Pick out all lines with the word "color" from the records that follow.

* Start *

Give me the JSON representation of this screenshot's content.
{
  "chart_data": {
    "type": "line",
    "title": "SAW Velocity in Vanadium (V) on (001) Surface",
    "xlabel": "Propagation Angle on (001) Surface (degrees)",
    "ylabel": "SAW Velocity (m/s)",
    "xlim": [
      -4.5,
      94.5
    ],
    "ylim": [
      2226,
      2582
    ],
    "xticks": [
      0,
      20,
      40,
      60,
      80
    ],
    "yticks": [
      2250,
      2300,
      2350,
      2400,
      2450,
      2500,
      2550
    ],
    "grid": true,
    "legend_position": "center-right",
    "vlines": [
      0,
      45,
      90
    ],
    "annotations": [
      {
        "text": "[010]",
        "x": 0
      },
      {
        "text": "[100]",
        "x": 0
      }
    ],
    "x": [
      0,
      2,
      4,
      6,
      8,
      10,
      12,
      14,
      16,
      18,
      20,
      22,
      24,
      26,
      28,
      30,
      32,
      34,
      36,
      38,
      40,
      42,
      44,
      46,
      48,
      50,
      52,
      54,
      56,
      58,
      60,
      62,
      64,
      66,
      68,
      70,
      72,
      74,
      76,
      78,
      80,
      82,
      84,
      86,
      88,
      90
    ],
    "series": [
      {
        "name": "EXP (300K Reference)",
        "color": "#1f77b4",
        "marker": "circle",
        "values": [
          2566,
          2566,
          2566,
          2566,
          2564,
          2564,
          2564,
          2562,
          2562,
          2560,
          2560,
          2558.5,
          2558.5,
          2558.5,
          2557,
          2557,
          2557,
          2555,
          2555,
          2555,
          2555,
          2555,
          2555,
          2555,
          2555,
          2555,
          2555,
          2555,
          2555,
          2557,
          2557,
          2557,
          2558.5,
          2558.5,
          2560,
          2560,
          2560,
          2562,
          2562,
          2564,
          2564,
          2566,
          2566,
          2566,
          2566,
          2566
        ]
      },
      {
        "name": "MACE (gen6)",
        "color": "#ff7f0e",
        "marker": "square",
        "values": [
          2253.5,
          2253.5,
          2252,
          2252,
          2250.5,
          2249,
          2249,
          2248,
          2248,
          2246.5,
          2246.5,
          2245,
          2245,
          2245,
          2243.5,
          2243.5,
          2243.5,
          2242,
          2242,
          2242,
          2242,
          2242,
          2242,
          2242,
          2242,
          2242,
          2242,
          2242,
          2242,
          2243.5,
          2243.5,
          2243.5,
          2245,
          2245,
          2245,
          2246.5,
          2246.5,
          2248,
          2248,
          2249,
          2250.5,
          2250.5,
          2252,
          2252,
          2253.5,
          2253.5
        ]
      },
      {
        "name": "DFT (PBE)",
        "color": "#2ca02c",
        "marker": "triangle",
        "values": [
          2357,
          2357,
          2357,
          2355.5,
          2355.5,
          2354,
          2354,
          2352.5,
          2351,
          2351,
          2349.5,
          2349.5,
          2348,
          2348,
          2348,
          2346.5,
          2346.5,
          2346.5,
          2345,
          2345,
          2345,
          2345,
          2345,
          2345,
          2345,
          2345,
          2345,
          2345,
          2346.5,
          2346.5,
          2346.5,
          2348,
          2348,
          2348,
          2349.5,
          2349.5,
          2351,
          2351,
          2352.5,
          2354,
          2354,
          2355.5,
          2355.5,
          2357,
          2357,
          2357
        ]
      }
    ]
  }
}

* End *

**RIGHT ANSWER**:
        "color": "#1f77b4",
        "color": "#ff7f0e",
        "color": "#2ca02c",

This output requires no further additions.